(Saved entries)
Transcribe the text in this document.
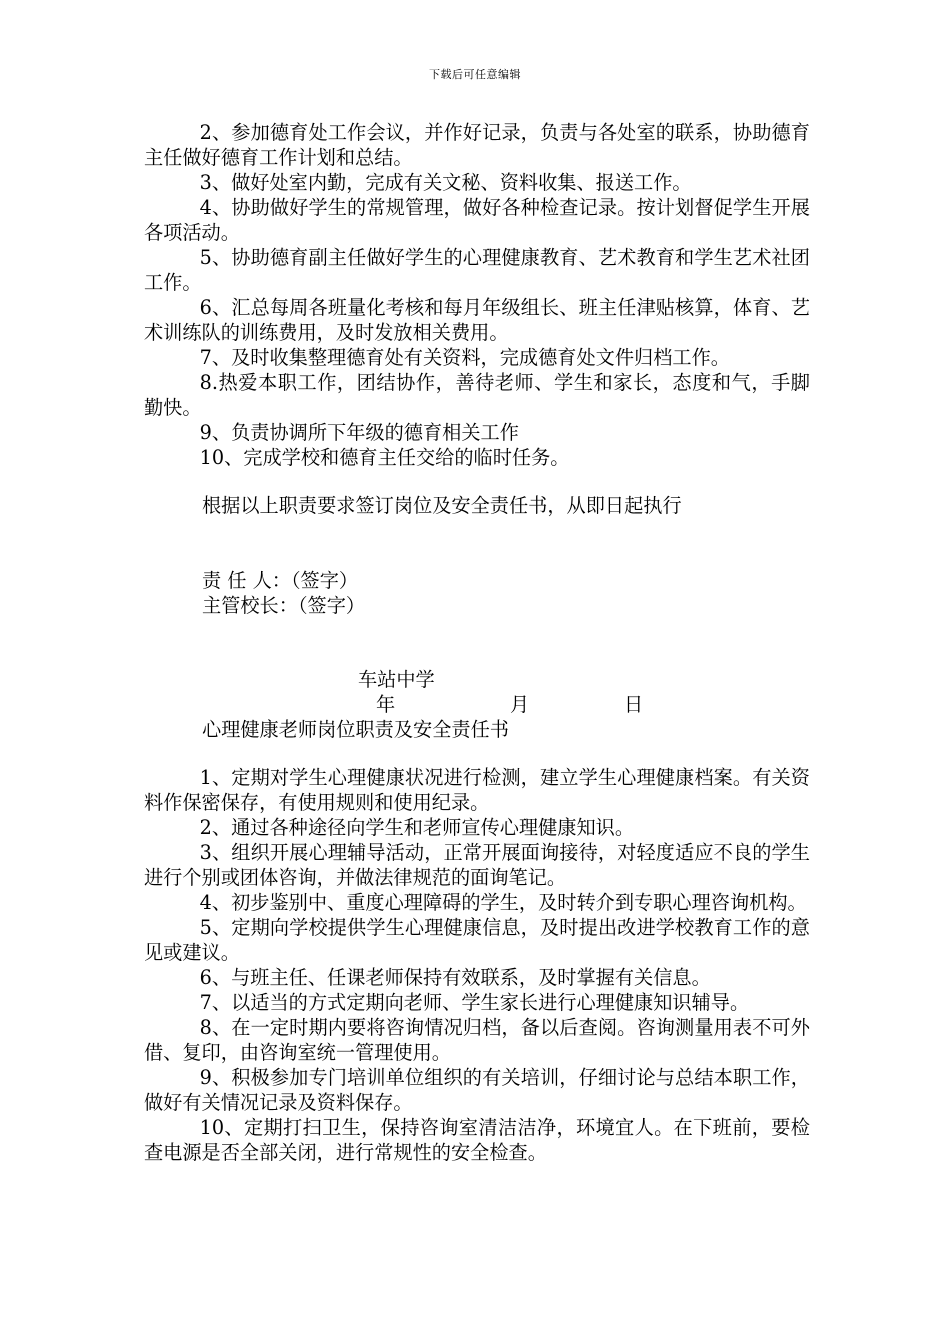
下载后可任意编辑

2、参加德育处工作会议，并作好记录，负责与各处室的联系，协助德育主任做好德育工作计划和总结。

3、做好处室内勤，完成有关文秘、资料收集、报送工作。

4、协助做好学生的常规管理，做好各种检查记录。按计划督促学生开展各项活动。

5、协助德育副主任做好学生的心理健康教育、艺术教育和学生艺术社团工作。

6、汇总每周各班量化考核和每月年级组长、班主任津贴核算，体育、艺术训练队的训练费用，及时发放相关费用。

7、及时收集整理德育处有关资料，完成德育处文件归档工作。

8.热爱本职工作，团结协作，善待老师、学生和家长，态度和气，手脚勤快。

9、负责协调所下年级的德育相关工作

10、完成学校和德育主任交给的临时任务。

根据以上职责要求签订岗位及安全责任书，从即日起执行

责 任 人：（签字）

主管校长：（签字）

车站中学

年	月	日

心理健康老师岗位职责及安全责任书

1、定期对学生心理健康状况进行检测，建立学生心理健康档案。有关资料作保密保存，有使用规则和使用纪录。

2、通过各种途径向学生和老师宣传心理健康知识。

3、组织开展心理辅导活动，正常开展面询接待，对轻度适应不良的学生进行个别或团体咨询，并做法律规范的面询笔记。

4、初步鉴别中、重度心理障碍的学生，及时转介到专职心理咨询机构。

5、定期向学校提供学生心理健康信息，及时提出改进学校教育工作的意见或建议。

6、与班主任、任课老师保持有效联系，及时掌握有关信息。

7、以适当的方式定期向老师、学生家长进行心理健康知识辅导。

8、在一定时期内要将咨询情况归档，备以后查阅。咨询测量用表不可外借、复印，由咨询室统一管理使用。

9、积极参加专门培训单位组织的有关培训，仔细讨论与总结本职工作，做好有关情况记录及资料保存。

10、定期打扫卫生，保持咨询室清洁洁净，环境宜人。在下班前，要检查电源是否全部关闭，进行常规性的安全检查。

Exercise aim
Exact duplication of all the records is required; pictures are omitted from the copy.

The reply
Transcribe the text in this document.
下载后可任意编辑

2、参加德育处工作会议，并作好记录，负责与各处室的联系，协助德育主任做好德育工作计划和总结。

3、做好处室内勤，完成有关文秘、资料收集、报送工作。

4、协助做好学生的常规管理，做好各种检查记录。按计划督促学生开展各项活动。

5、协助德育副主任做好学生的心理健康教育、艺术教育和学生艺术社团工作。

6、汇总每周各班量化考核和每月年级组长、班主任津贴核算，体育、艺术训练队的训练费用，及时发放相关费用。

7、及时收集整理德育处有关资料，完成德育处文件归档工作。

8.热爱本职工作，团结协作，善待老师、学生和家长，态度和气，手脚勤快。

9、负责协调所下年级的德育相关工作

10、完成学校和德育主任交给的临时任务。

根据以上职责要求签订岗位及安全责任书，从即日起执行

责 任 人：（签字）

主管校长：（签字）

车站中学

年	月	日

心理健康老师岗位职责及安全责任书

1、定期对学生心理健康状况进行检测，建立学生心理健康档案。有关资料作保密保存，有使用规则和使用纪录。

2、通过各种途径向学生和老师宣传心理健康知识。

3、组织开展心理辅导活动，正常开展面询接待，对轻度适应不良的学生进行个别或团体咨询，并做法律规范的面询笔记。

4、初步鉴别中、重度心理障碍的学生，及时转介到专职心理咨询机构。

5、定期向学校提供学生心理健康信息，及时提出改进学校教育工作的意见或建议。

6、与班主任、任课老师保持有效联系，及时掌握有关信息。

7、以适当的方式定期向老师、学生家长进行心理健康知识辅导。

8、在一定时期内要将咨询情况归档，备以后查阅。咨询测量用表不可外借、复印，由咨询室统一管理使用。

9、积极参加专门培训单位组织的有关培训，仔细讨论与总结本职工作，做好有关情况记录及资料保存。

10、定期打扫卫生，保持咨询室清洁洁净，环境宜人。在下班前，要检查电源是否全部关闭，进行常规性的安全检查。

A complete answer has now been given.